Records from a collection:
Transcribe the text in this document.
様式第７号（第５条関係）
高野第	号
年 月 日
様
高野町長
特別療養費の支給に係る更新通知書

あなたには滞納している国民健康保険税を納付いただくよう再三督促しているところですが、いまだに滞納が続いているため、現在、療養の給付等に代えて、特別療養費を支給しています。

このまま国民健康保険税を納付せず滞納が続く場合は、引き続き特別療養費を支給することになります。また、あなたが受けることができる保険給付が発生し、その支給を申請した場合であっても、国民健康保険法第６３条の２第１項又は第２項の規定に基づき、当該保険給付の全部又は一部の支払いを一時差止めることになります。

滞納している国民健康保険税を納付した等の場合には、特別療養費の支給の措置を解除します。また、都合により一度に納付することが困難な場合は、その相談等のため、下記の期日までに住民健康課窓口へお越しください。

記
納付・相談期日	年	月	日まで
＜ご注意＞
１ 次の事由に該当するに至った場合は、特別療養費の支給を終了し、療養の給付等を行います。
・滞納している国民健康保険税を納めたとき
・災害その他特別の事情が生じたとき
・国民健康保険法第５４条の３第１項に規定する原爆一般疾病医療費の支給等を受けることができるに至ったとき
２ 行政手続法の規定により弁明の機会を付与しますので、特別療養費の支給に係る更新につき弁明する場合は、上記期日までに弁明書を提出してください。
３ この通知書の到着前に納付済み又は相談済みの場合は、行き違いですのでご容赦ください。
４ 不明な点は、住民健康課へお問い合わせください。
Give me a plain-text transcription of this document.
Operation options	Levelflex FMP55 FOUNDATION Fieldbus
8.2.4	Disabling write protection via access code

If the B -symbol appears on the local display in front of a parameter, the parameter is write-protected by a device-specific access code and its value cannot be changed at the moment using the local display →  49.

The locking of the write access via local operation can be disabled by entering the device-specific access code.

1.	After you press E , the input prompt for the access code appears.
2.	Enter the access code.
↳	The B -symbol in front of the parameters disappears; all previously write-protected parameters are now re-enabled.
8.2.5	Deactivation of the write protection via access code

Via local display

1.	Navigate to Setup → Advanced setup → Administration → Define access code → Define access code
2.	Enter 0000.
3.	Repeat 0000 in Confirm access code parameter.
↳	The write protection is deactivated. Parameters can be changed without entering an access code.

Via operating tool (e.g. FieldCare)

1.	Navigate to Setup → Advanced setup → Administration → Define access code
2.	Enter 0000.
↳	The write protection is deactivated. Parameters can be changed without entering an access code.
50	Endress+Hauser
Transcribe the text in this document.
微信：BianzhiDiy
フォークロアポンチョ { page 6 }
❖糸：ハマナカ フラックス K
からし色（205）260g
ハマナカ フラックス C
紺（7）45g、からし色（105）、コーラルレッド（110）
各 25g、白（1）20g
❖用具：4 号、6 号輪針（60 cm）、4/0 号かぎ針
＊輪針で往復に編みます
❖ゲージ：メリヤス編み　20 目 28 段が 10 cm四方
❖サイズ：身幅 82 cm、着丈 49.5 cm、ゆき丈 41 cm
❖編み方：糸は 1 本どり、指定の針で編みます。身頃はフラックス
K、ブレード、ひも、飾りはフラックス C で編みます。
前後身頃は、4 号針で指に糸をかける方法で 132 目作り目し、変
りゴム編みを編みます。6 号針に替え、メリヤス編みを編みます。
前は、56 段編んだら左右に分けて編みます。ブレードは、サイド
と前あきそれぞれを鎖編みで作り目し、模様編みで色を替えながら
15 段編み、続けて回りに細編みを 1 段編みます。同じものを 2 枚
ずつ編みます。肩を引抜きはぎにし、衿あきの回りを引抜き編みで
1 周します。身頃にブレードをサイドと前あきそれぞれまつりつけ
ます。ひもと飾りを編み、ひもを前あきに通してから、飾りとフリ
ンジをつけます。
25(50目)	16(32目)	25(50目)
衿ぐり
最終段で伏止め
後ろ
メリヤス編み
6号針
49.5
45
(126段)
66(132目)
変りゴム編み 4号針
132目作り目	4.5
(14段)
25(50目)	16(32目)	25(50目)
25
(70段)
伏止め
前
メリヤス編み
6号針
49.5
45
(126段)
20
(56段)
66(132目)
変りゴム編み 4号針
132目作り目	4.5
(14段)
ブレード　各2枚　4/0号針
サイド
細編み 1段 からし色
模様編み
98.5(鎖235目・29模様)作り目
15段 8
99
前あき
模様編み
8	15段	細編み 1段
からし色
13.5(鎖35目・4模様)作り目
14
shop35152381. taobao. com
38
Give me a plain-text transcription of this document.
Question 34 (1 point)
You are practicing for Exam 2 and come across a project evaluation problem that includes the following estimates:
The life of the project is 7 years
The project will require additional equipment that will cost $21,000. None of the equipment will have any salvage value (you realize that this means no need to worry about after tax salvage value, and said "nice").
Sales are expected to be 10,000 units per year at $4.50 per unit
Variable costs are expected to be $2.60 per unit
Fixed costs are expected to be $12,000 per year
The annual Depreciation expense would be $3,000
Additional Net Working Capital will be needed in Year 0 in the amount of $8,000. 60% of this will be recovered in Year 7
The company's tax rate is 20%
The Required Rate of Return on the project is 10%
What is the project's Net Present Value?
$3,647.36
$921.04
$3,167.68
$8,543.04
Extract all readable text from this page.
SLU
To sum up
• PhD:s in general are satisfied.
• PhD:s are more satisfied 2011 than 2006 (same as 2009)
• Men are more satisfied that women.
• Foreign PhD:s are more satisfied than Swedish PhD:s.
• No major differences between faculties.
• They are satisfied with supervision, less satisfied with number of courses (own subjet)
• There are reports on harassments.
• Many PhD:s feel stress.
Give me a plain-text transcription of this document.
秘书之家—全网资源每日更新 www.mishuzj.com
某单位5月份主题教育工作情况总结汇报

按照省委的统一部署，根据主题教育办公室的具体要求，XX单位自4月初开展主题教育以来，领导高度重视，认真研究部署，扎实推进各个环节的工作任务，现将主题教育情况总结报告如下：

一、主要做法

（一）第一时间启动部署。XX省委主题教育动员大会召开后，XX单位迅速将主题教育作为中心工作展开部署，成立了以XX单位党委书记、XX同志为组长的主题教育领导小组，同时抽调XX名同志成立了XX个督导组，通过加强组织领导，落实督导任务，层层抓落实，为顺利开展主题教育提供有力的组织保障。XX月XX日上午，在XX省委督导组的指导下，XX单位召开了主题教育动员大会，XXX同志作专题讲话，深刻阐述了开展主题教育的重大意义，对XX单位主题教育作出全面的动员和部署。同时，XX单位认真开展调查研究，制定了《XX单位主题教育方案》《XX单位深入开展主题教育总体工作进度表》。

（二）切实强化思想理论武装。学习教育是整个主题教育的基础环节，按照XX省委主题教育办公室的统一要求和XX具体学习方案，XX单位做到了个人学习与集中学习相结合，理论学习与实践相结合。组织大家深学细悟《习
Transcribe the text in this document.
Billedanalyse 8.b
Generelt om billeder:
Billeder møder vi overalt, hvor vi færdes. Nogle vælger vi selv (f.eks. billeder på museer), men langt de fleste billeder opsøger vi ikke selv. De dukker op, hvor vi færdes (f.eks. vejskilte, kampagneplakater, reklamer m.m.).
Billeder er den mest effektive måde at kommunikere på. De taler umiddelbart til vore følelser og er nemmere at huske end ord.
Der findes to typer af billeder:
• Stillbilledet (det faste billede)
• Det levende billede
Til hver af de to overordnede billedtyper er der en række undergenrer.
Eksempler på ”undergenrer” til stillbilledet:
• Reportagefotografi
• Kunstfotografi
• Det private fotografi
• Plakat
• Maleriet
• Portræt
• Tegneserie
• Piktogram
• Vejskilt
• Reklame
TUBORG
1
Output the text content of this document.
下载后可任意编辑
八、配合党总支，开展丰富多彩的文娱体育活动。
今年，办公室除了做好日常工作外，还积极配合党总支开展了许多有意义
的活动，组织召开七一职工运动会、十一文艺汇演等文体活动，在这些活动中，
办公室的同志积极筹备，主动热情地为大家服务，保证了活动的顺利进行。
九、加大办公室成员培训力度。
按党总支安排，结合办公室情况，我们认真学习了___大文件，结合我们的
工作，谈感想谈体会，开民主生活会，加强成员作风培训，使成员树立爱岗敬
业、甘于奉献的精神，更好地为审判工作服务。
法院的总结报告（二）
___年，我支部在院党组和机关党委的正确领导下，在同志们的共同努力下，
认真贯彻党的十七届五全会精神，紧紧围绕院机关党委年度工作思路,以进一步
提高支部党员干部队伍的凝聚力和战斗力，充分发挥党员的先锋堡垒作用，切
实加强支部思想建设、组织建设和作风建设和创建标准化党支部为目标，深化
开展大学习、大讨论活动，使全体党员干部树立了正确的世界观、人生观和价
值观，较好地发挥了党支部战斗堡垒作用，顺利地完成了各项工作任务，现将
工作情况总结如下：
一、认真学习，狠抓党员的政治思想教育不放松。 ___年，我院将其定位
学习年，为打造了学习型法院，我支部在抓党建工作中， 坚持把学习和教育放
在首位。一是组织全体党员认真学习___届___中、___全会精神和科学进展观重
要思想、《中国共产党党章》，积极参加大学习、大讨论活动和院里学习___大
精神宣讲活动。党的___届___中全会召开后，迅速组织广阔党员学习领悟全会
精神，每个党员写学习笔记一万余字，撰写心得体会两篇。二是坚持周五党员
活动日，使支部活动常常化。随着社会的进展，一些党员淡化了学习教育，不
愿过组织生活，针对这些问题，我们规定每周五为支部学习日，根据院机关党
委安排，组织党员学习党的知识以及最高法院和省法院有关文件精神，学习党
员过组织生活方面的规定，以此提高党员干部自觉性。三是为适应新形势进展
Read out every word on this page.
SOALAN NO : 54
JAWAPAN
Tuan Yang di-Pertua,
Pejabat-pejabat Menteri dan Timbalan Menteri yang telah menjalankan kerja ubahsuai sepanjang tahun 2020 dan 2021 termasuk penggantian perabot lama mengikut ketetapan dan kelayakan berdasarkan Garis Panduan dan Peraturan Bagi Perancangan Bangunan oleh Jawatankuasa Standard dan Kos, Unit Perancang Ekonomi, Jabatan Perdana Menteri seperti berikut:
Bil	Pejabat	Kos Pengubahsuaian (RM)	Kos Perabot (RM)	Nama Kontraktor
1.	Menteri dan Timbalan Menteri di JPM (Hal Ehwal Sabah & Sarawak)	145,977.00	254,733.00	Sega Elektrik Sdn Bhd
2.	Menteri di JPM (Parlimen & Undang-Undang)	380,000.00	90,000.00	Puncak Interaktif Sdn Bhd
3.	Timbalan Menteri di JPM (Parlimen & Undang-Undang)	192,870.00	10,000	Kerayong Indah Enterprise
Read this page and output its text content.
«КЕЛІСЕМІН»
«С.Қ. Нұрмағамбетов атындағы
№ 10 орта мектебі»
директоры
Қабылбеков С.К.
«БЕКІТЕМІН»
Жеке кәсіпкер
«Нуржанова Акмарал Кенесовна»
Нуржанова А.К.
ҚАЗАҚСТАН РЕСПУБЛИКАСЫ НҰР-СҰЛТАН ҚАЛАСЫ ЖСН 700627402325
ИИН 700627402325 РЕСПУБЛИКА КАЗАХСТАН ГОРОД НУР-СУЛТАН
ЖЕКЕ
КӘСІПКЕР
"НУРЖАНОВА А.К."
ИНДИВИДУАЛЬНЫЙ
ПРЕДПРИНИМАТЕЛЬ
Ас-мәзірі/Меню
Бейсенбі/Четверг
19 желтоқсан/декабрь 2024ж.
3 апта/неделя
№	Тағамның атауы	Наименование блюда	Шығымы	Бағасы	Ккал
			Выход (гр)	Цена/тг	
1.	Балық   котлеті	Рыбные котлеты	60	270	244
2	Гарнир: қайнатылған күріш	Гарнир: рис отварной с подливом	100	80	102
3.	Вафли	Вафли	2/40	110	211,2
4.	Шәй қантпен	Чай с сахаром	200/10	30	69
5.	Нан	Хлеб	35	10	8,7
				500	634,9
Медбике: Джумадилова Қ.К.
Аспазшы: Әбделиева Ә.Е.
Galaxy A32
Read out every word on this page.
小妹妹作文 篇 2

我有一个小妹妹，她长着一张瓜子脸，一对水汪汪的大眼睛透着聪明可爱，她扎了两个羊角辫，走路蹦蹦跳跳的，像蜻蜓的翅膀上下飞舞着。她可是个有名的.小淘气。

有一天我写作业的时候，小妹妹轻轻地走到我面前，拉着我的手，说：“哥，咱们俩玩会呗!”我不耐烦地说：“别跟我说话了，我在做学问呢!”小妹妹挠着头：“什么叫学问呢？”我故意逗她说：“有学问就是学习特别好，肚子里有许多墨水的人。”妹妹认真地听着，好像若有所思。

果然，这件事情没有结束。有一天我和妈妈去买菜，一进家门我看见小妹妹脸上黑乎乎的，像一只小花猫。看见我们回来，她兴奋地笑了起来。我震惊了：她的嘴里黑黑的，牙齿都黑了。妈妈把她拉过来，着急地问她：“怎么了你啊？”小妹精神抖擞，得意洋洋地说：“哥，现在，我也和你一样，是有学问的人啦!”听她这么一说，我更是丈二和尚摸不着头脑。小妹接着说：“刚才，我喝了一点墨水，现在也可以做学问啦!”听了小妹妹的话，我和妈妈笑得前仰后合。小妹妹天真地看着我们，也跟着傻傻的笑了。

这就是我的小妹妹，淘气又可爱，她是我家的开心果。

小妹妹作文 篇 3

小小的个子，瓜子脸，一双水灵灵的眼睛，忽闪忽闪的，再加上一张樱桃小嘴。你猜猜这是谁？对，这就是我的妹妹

* **Set task**:
Transcribe the records above exactly, but only from the line that contains "Read this page and output its text content." through their final line, inclusive.

* **Answer for the task**:
Read this page and output its text content.
«КЕЛІСЕМІН»
«С.Қ. Нұрмағамбетов атындағы
№ 10 орта мектебі»
директоры
Қабылбеков С.К.
«БЕКІТЕМІН»
Жеке кәсіпкер
«Нуржанова Акмарал Кенесовна»
Нуржанова А.К.
ҚАЗАҚСТАН РЕСПУБЛИКАСЫ НҰР-СҰЛТАН ҚАЛАСЫ ЖСН 700627402325
ИИН 700627402325 РЕСПУБЛИКА КАЗАХСТАН ГОРОД НУР-СУЛТАН
ЖЕКЕ
КӘСІПКЕР
"НУРЖАНОВА А.К."
ИНДИВИДУАЛЬНЫЙ
ПРЕДПРИНИМАТЕЛЬ
Ас-мәзірі/Меню
Бейсенбі/Четверг
19 желтоқсан/декабрь 2024ж.
3 апта/неделя
№	Тағамның атауы	Наименование блюда	Шығымы	Бағасы	Ккал
			Выход (гр)	Цена/тг	
1.	Балық   котлеті	Рыбные котлеты	60	270	244
2	Гарнир: қайнатылған күріш	Гарнир: рис отварной с подливом	100	80	102
3.	Вафли	Вафли	2/40	110	211,2
4.	Шәй қантпен	Чай с сахаром	200/10	30	69
5.	Нан	Хлеб	35	10	8,7
				500	634,9
Медбике: Джумадилова Қ.К.
Аспазшы: Әбделиева Ә.Е.
Galaxy A32
Read out every word on this page.
小妹妹作文 篇 2

我有一个小妹妹，她长着一张瓜子脸，一对水汪汪的大眼睛透着聪明可爱，她扎了两个羊角辫，走路蹦蹦跳跳的，像蜻蜓的翅膀上下飞舞着。她可是个有名的.小淘气。

有一天我写作业的时候，小妹妹轻轻地走到我面前，拉着我的手，说：“哥，咱们俩玩会呗!”我不耐烦地说：“别跟我说话了，我在做学问呢!”小妹妹挠着头：“什么叫学问呢？”我故意逗她说：“有学问就是学习特别好，肚子里有许多墨水的人。”妹妹认真地听着，好像若有所思。

果然，这件事情没有结束。有一天我和妈妈去买菜，一进家门我看见小妹妹脸上黑乎乎的，像一只小花猫。看见我们回来，她兴奋地笑了起来。我震惊了：她的嘴里黑黑的，牙齿都黑了。妈妈把她拉过来，着急地问她：“怎么了你啊？”小妹精神抖擞，得意洋洋地说：“哥，现在，我也和你一样，是有学问的人啦!”听她这么一说，我更是丈二和尚摸不着头脑。小妹接着说：“刚才，我喝了一点墨水，现在也可以做学问啦!”听了小妹妹的话，我和妈妈笑得前仰后合。小妹妹天真地看着我们，也跟着傻傻的笑了。

这就是我的小妹妹，淘气又可爱，她是我家的开心果。

小妹妹作文 篇 3

小小的个子，瓜子脸，一双水灵灵的眼睛，忽闪忽闪的，再加上一张樱桃小嘴。你猜猜这是谁？对，这就是我的妹妹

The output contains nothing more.